> [Exercise inputs]:

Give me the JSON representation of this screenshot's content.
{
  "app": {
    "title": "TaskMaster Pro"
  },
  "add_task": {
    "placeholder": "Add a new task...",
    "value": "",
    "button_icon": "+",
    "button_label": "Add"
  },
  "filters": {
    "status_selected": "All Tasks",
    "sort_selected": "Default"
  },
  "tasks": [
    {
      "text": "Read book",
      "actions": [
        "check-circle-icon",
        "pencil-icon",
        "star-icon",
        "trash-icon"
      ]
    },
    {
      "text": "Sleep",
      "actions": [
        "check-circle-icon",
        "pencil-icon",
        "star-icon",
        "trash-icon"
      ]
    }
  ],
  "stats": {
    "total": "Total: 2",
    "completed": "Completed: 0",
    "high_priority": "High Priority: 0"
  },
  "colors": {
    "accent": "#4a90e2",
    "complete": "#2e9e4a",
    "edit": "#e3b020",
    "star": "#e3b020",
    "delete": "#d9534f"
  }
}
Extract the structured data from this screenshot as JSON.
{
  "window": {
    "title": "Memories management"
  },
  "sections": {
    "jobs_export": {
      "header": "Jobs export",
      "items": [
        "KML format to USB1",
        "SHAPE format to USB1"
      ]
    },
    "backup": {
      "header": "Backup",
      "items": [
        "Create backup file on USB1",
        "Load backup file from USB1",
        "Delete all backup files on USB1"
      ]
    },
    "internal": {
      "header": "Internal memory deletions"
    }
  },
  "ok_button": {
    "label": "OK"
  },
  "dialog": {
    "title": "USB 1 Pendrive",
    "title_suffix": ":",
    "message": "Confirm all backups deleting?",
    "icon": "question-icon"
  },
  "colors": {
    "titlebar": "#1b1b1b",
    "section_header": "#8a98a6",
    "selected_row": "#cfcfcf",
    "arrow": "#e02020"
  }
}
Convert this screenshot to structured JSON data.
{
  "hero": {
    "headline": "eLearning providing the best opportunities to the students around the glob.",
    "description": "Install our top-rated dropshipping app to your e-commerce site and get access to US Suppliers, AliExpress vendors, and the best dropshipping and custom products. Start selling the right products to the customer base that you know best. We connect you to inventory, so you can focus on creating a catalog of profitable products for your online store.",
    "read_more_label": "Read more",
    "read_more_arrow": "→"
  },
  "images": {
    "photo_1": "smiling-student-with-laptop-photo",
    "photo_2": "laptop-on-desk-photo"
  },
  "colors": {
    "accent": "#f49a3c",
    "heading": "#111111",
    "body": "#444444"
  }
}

> [Exercise brief]:
Exactly as written, please output every entry.

> [Result of the task]:
Give me the JSON representation of this screenshot's content.
{
  "app": {
    "title": "TaskMaster Pro"
  },
  "add_task": {
    "placeholder": "Add a new task...",
    "value": "",
    "button_icon": "+",
    "button_label": "Add"
  },
  "filters": {
    "status_selected": "All Tasks",
    "sort_selected": "Default"
  },
  "tasks": [
    {
      "text": "Read book",
      "actions": [
        "check-circle-icon",
        "pencil-icon",
        "star-icon",
        "trash-icon"
      ]
    },
    {
      "text": "Sleep",
      "actions": [
        "check-circle-icon",
        "pencil-icon",
        "star-icon",
        "trash-icon"
      ]
    }
  ],
  "stats": {
    "total": "Total: 2",
    "completed": "Completed: 0",
    "high_priority": "High Priority: 0"
  },
  "colors": {
    "accent": "#4a90e2",
    "complete": "#2e9e4a",
    "edit": "#e3b020",
    "star": "#e3b020",
    "delete": "#d9534f"
  }
}
Extract the structured data from this screenshot as JSON.
{
  "window": {
    "title": "Memories management"
  },
  "sections": {
    "jobs_export": {
      "header": "Jobs export",
      "items": [
        "KML format to USB1",
        "SHAPE format to USB1"
      ]
    },
    "backup": {
      "header": "Backup",
      "items": [
        "Create backup file on USB1",
        "Load backup file from USB1",
        "Delete all backup files on USB1"
      ]
    },
    "internal": {
      "header": "Internal memory deletions"
    }
  },
  "ok_button": {
    "label": "OK"
  },
  "dialog": {
    "title": "USB 1 Pendrive",
    "title_suffix": ":",
    "message": "Confirm all backups deleting?",
    "icon": "question-icon"
  },
  "colors": {
    "titlebar": "#1b1b1b",
    "section_header": "#8a98a6",
    "selected_row": "#cfcfcf",
    "arrow": "#e02020"
  }
}
Convert this screenshot to structured JSON data.
{
  "hero": {
    "headline": "eLearning providing the best opportunities to the students around the glob.",
    "description": "Install our top-rated dropshipping app to your e-commerce site and get access to US Suppliers, AliExpress vendors, and the best dropshipping and custom products. Start selling the right products to the customer base that you know best. We connect you to inventory, so you can focus on creating a catalog of profitable products for your online store.",
    "read_more_label": "Read more",
    "read_more_arrow": "→"
  },
  "images": {
    "photo_1": "smiling-student-with-laptop-photo",
    "photo_2": "laptop-on-desk-photo"
  },
  "colors": {
    "accent": "#f49a3c",
    "heading": "#111111",
    "body": "#444444"
  }
}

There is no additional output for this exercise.